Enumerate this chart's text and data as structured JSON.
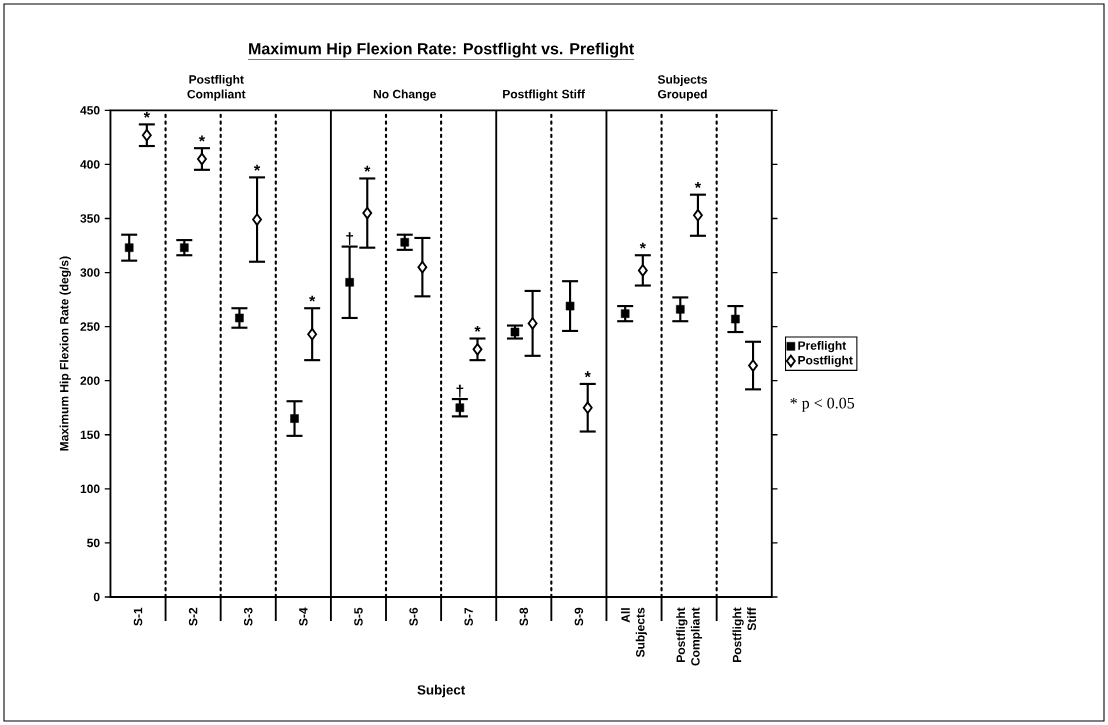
{
  "chart_data": {
    "type": "scatter",
    "title": "Maximum Hip Flexion Rate: Postflight vs. Preflight",
    "xlabel": "Subject",
    "ylabel": "Maximum Hip Flexion Rate (deg/s)",
    "categories": [
      "S-1",
      "S-2",
      "S-3",
      "S-4",
      "S-5",
      "S-6",
      "S-7",
      "S-8",
      "S-9",
      "All Subjects",
      "Postflight Compliant",
      "Postflight Stiff"
    ],
    "series": [
      {
        "name": "Preflight",
        "color": "#000000",
        "marker": "square",
        "values": [
          323,
          323,
          258,
          165,
          291,
          328,
          175,
          245,
          269,
          262,
          266,
          257
        ],
        "errors": [
          12,
          7,
          9,
          16,
          33,
          7,
          8,
          6,
          23,
          7,
          11,
          12
        ]
      },
      {
        "name": "Postflight",
        "color": "#000000",
        "marker": "diamond",
        "values": [
          427,
          405,
          349,
          243,
          355,
          305,
          229,
          253,
          175,
          302,
          353,
          214
        ],
        "errors": [
          10,
          10,
          39,
          24,
          32,
          27,
          10,
          30,
          22,
          14,
          19,
          22
        ]
      }
    ],
    "ylim": [
      0,
      450
    ],
    "yticks": [
      0,
      50,
      100,
      150,
      200,
      250,
      300,
      350,
      400,
      450
    ],
    "legend": "right",
    "grid": false,
    "annotations": [
      "Postflight Compliant",
      "No Change",
      "Postflight Stiff",
      "Subjects Grouped",
      "* p < 0.05",
      {
        "text": "*",
        "x": "S-1",
        "y": 437
      },
      {
        "text": "*",
        "x": "S-2",
        "y": 415
      },
      {
        "text": "*",
        "x": "S-3",
        "y": 388
      },
      {
        "text": "*",
        "x": "S-4",
        "y": 267
      },
      {
        "text": "†",
        "x": "S-5",
        "y": 324
      },
      {
        "text": "*",
        "x": "S-5",
        "y": 387
      },
      {
        "text": "†",
        "x": "S-7",
        "y": 183
      },
      {
        "text": "*",
        "x": "S-7",
        "y": 239
      },
      {
        "text": "*",
        "x": "S-9",
        "y": 197
      },
      {
        "text": "*",
        "x": "All Subjects",
        "y": 316
      },
      {
        "text": "*",
        "x": "Postflight Compliant",
        "y": 372
      }
    ]
  }
}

### BRIEF
Of all the lines in the material above, how many contain the word "Preflight"? Give only the count.

### RESPONSE TO THE TASK
2